----- RECORD EXCERPTS -----

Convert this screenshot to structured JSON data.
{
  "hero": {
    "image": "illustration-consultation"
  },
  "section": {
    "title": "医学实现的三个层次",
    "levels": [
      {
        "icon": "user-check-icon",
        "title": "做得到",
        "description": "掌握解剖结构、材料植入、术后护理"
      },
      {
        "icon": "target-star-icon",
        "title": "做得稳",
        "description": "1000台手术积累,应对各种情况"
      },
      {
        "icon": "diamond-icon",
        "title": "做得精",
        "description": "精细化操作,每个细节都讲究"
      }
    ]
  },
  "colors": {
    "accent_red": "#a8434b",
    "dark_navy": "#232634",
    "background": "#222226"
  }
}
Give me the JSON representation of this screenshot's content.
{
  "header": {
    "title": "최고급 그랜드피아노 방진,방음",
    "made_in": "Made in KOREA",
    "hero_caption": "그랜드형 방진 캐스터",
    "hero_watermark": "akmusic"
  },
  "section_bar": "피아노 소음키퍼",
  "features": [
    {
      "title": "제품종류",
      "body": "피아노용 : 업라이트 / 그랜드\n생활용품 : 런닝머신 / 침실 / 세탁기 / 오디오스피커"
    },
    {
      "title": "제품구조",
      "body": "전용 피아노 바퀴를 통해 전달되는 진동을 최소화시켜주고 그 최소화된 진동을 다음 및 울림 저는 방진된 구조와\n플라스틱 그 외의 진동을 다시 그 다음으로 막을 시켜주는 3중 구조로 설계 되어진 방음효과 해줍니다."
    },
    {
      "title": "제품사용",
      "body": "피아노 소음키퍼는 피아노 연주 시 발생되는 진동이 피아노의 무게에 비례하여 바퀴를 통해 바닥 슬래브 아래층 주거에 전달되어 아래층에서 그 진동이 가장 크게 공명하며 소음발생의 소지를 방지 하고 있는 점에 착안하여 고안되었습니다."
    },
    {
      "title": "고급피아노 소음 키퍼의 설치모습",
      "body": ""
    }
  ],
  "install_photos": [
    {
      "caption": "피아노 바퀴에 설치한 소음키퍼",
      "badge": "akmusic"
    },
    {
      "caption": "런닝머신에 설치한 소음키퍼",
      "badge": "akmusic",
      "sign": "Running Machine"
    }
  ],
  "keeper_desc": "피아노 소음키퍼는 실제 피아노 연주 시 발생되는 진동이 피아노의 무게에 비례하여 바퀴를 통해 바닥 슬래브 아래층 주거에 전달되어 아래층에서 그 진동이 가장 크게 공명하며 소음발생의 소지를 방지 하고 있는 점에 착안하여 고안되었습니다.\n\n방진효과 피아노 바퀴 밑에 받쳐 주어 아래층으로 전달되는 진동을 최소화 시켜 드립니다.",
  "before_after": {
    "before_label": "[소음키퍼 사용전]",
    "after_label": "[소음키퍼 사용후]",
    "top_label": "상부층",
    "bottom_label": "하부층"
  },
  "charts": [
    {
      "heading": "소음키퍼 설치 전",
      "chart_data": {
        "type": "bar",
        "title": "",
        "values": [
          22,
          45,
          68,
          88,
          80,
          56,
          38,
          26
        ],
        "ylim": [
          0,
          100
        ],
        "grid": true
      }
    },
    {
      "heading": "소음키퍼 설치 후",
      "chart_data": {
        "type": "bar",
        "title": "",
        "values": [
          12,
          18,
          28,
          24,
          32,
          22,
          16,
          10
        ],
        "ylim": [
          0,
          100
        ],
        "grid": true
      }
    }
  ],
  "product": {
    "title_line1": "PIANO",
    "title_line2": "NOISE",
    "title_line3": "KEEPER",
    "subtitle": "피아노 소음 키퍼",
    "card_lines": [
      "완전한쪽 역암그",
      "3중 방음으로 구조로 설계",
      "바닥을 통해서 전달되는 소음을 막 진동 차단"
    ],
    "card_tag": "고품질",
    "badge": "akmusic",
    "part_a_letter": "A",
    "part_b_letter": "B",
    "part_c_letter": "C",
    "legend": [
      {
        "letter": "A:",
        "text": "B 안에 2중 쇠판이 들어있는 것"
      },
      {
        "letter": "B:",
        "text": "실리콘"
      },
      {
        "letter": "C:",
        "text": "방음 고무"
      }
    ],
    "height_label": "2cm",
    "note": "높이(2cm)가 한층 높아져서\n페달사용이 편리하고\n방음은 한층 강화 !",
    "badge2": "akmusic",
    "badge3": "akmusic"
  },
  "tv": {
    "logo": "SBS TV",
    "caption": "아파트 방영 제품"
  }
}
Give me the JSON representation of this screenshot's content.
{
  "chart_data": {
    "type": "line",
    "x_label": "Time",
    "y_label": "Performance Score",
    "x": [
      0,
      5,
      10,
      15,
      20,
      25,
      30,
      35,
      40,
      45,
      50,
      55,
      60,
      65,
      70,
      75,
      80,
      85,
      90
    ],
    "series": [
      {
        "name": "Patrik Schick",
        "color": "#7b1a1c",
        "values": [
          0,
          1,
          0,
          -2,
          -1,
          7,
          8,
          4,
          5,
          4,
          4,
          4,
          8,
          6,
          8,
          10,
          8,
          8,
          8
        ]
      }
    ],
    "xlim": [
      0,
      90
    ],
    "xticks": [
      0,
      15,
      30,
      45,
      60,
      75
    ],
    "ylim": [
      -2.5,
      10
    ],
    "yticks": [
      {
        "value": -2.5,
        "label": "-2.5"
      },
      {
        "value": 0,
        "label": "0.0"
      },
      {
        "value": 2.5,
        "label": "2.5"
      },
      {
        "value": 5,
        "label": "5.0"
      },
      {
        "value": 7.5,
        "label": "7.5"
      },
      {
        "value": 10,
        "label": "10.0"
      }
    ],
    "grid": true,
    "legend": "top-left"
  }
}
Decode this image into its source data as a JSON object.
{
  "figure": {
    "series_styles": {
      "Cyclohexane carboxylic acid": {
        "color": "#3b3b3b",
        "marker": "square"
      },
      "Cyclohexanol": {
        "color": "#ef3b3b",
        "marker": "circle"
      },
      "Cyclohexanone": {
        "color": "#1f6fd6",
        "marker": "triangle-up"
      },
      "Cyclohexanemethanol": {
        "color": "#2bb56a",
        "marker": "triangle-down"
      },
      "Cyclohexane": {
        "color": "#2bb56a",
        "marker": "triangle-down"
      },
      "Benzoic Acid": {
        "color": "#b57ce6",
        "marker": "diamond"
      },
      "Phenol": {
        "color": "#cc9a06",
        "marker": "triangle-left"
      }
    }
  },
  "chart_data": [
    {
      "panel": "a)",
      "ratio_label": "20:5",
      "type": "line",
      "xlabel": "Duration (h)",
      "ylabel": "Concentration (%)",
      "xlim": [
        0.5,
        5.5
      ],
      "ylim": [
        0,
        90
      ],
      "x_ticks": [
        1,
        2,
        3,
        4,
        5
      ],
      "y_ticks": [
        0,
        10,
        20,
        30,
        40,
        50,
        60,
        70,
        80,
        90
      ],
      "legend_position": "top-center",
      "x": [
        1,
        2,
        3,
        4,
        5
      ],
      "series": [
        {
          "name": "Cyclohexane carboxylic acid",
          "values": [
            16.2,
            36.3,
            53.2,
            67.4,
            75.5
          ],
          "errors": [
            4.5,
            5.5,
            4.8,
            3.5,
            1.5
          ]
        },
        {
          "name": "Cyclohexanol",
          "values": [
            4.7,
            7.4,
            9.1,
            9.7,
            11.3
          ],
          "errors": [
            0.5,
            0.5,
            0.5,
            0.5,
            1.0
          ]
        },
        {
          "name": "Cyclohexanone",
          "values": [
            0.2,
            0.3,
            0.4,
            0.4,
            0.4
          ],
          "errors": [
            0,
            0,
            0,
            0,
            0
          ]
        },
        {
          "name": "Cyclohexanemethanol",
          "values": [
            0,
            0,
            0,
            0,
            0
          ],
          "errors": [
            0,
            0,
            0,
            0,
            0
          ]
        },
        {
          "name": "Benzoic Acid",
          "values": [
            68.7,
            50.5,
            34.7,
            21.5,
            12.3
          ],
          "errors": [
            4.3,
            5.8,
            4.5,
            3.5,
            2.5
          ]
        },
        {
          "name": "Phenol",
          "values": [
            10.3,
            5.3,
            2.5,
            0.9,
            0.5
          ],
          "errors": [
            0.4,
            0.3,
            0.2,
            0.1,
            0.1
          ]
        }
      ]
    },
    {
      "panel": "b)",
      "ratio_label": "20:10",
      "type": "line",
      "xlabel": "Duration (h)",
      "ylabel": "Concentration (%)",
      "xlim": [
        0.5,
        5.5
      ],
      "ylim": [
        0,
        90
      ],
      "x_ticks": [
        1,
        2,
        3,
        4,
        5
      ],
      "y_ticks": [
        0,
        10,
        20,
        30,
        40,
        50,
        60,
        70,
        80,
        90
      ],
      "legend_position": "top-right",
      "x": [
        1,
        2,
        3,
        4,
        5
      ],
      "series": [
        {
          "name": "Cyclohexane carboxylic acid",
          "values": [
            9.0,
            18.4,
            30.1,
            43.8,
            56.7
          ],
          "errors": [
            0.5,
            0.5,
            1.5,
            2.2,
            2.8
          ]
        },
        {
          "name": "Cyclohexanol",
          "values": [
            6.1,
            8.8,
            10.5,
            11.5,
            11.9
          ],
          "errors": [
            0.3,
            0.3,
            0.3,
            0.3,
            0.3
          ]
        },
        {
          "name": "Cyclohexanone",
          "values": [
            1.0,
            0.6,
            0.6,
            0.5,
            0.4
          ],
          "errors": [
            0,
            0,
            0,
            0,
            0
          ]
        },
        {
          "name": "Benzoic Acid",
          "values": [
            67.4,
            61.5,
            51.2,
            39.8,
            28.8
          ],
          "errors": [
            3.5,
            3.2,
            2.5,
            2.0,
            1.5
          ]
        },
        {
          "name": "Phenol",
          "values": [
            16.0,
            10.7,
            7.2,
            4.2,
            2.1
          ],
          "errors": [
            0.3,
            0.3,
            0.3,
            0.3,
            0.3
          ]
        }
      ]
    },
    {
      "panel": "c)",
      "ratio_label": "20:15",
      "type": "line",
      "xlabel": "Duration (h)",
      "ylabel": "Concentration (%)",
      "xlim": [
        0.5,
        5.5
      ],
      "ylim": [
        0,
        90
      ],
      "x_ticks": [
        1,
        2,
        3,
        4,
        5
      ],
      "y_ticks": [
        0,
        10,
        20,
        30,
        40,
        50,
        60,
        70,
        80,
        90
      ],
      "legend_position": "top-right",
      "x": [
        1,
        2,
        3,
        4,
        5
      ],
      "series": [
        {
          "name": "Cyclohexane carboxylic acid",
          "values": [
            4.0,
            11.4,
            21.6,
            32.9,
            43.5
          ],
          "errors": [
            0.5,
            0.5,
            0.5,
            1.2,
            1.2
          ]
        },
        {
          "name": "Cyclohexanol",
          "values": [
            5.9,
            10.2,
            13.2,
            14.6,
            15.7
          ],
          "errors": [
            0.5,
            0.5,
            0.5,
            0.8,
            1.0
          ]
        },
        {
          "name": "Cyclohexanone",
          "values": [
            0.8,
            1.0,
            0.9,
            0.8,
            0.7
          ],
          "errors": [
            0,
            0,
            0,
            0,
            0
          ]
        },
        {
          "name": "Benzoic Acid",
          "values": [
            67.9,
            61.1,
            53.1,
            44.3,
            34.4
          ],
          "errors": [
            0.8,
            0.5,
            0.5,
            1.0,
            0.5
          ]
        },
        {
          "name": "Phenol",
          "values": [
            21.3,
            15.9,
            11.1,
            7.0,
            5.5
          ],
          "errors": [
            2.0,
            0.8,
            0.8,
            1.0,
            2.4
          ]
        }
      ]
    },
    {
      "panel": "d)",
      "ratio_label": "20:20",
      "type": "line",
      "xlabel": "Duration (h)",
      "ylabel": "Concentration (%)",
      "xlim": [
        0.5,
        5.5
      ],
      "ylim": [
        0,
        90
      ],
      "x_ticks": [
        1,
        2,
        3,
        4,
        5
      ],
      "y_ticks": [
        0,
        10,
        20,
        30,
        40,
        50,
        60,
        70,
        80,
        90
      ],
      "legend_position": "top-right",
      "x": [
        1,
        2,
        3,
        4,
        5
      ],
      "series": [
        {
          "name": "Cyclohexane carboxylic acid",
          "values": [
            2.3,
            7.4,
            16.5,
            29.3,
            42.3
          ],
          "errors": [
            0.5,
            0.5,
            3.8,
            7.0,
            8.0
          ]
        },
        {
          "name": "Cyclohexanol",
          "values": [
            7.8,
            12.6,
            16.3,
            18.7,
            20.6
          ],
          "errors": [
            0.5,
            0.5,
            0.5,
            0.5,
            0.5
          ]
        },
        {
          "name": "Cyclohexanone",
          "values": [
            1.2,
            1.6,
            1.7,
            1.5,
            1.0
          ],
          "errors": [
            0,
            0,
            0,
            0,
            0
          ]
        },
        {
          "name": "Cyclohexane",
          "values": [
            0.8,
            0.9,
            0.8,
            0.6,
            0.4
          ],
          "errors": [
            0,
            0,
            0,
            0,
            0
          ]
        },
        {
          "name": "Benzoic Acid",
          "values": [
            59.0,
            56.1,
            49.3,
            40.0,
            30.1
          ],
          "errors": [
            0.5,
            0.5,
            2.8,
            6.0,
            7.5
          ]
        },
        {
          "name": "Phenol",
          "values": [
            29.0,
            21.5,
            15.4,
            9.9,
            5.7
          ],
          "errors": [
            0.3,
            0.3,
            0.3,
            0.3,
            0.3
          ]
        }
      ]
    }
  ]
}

-----

**PROBLEM TO SOLVE:** Look through the material and copy each line that has "고안되었습니다".

**CORRECT OUTPUT:**
      "body": "피아노 소음키퍼는 피아노 연주 시 발생되는 진동이 피아노의 무게에 비례하여 바퀴를 통해 바닥 슬래브 아래층 주거에 전달되어 아래층에서 그 진동이 가장 크게 공명하며 소음발생의 소지를 방지 하고 있는 점에 착안하여 고안되었습니다."
  "keeper_desc": "피아노 소음키퍼는 실제 피아노 연주 시 발생되는 진동이 피아노의 무게에 비례하여 바퀴를 통해 바닥 슬래브 아래층 주거에 전달되어 아래층에서 그 진동이 가장 크게 공명하며 소음발생의 소지를 방지 하고 있는 점에 착안하여 고안되었습니다.\n\n방진효과 피아노 바퀴 밑에 받쳐 주어 아래층으로 전달되는 진동을 최소화 시켜 드립니다.",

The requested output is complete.